--- START ---

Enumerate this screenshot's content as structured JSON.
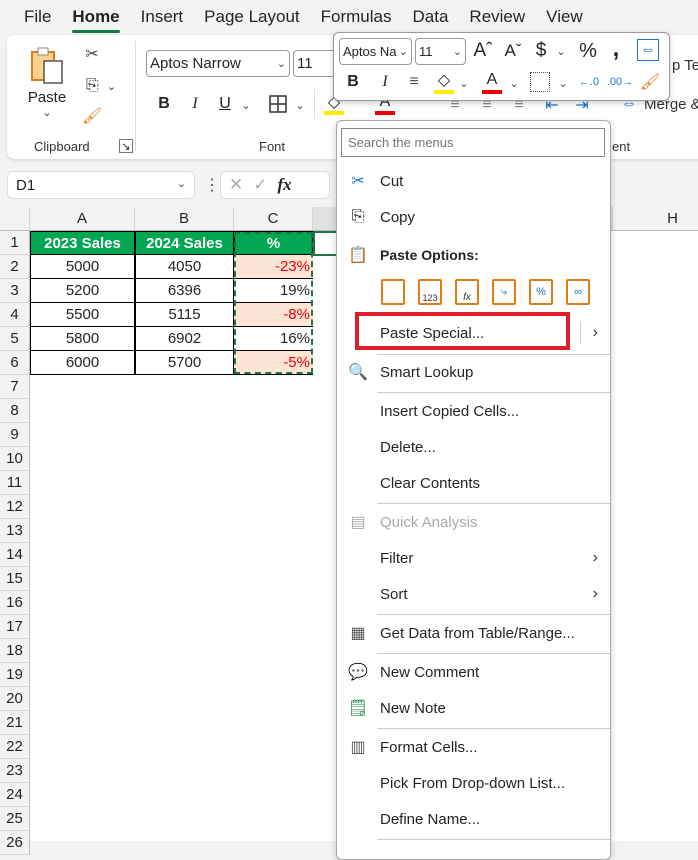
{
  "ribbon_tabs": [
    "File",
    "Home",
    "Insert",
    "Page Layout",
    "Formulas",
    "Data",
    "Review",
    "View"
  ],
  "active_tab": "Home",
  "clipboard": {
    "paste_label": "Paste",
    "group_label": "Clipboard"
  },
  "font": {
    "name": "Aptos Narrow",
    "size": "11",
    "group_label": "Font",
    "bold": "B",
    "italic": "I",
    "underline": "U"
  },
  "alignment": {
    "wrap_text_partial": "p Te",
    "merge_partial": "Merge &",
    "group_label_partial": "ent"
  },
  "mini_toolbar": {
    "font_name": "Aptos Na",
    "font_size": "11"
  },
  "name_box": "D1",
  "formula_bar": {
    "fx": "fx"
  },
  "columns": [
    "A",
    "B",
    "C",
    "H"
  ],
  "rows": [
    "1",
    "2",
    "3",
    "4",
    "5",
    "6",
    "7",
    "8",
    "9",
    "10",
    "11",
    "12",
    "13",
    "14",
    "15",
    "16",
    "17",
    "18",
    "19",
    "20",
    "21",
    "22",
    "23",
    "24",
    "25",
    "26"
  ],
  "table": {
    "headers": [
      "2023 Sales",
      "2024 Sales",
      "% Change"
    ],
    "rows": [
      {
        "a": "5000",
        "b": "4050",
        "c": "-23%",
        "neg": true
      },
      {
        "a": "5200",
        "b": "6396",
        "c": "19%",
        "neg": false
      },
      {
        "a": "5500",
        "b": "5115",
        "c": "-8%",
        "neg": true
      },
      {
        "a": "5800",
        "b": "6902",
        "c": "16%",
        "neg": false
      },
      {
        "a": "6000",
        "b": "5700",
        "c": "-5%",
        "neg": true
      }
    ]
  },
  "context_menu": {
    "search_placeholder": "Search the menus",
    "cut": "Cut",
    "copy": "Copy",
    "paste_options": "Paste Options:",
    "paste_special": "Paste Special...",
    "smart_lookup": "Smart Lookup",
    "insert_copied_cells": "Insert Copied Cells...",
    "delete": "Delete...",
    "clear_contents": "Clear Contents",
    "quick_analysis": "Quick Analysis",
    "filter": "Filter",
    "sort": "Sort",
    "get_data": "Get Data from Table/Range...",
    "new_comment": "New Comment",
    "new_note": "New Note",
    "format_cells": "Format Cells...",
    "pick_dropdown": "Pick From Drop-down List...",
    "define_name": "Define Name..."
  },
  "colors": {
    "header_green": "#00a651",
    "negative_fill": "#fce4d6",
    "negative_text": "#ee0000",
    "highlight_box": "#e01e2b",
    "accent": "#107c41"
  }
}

--- END ---
--- START ---

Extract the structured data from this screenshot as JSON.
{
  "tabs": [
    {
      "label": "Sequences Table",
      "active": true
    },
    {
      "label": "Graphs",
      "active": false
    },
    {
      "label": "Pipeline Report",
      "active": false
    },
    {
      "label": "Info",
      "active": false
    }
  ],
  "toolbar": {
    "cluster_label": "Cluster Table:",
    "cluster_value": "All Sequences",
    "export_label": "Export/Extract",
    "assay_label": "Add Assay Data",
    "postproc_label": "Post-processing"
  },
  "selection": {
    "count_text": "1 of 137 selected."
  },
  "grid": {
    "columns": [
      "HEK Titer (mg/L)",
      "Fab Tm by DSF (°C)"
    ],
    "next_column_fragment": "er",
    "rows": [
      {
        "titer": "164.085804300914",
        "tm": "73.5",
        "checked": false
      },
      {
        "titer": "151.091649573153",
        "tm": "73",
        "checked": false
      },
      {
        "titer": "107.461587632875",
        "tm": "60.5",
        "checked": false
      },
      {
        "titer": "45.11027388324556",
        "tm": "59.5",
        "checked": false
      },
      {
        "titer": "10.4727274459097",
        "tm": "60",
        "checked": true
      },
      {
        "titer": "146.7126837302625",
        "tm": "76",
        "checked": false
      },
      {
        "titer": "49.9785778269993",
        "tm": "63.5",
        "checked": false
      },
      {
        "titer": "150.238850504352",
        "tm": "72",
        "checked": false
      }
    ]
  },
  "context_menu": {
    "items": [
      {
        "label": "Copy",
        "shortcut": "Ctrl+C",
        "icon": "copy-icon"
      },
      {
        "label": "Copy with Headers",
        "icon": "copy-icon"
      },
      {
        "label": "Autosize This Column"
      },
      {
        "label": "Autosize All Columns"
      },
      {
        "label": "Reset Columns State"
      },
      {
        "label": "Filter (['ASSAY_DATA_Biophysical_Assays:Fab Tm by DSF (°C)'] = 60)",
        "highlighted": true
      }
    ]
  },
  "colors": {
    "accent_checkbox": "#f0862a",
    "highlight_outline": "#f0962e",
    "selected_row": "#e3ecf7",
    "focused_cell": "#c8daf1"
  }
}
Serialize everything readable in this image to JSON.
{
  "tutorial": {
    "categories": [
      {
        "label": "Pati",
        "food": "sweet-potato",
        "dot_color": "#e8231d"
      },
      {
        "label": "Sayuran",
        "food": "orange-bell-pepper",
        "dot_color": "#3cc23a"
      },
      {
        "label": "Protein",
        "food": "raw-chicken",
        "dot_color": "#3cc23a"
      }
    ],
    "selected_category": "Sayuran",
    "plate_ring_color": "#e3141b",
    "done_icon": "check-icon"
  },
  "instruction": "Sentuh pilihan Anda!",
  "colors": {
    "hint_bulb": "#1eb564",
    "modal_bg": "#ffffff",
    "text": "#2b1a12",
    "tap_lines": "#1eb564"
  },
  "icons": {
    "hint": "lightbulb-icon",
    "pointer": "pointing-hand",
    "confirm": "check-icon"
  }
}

--- END ---

TASK >> Copy out every line of the listing where the word "JSON" occurs.

RESULT OF THIS EXERCISE >>
Enumerate this screenshot's content as structured JSON.
Extract the structured data from this screenshot as JSON.
Serialize everything readable in this image to JSON.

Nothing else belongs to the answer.